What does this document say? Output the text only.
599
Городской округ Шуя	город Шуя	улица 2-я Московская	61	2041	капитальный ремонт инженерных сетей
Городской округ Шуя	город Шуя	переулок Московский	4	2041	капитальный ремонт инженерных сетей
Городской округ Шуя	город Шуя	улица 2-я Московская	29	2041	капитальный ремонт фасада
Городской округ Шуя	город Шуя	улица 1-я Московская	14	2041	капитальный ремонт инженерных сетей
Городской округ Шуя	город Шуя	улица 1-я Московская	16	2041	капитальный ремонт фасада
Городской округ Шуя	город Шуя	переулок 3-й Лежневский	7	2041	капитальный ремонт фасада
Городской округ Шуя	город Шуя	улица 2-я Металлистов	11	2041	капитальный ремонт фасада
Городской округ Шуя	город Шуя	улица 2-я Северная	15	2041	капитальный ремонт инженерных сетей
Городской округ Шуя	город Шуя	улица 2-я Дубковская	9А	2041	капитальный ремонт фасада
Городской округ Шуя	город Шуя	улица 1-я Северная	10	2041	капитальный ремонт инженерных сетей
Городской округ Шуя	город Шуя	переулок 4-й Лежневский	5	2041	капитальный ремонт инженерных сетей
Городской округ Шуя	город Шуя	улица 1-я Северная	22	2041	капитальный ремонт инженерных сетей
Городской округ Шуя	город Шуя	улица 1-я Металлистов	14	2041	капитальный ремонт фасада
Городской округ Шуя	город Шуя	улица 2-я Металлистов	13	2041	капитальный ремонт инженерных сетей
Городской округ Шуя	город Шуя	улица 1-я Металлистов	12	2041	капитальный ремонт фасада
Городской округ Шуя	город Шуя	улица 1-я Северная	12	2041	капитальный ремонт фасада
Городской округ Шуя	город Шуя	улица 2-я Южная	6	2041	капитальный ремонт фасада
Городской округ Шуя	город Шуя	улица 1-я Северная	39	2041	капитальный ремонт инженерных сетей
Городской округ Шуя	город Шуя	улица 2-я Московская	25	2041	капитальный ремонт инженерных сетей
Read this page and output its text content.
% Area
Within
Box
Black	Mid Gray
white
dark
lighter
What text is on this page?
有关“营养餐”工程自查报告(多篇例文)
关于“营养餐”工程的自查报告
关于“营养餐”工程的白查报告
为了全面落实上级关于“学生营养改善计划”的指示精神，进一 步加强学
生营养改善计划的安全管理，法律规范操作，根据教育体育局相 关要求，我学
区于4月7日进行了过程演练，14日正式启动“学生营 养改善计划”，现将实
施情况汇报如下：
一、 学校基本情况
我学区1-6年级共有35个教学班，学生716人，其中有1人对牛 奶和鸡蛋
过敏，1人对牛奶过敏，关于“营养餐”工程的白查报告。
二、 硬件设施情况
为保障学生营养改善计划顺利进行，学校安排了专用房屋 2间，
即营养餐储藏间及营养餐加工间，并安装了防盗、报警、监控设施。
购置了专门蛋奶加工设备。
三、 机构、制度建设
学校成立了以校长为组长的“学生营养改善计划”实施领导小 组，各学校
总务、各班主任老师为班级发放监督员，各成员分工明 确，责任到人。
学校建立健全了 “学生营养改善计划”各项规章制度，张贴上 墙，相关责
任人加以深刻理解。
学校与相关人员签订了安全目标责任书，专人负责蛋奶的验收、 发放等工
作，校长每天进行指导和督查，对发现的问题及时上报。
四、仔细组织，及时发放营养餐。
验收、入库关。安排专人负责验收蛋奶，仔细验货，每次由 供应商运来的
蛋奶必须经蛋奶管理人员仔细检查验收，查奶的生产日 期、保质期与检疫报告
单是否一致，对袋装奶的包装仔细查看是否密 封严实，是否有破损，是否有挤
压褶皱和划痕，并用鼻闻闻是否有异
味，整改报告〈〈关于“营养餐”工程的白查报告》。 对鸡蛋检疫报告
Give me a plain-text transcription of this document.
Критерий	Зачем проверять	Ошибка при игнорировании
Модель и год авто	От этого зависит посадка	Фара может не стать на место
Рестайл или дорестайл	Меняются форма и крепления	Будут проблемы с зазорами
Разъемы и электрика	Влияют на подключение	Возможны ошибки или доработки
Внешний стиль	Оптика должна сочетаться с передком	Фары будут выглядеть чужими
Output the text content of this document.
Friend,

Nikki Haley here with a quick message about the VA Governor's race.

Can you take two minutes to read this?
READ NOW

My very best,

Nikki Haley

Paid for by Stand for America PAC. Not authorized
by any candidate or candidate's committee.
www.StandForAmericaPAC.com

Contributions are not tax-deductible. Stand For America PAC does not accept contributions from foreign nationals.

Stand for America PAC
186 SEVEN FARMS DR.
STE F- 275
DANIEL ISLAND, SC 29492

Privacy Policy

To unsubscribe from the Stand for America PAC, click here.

Work to be completed >>
Copy every line of the listing where the word "инженерных" appears.

Problem solution >>
Городской округ Шуя	город Шуя	улица 2-я Московская	61	2041	капитальный ремонт инженерных сетей
Городской округ Шуя	город Шуя	переулок Московский	4	2041	капитальный ремонт инженерных сетей
Городской округ Шуя	город Шуя	улица 1-я Московская	14	2041	капитальный ремонт инженерных сетей
Городской округ Шуя	город Шуя	улица 2-я Северная	15	2041	капитальный ремонт инженерных сетей
Городской округ Шуя	город Шуя	улица 1-я Северная	10	2041	капитальный ремонт инженерных сетей
Городской округ Шуя	город Шуя	переулок 4-й Лежневский	5	2041	капитальный ремонт инженерных сетей
Городской округ Шуя	город Шуя	улица 1-я Северная	22	2041	капитальный ремонт инженерных сетей
Городской округ Шуя	город Шуя	улица 2-я Металлистов	13	2041	капитальный ремонт инженерных сетей
Городской округ Шуя	город Шуя	улица 1-я Северная	39	2041	капитальный ремонт инженерных сетей
Городской округ Шуя	город Шуя	улица 2-я Московская	25	2041	капитальный ремонт инженерных сетей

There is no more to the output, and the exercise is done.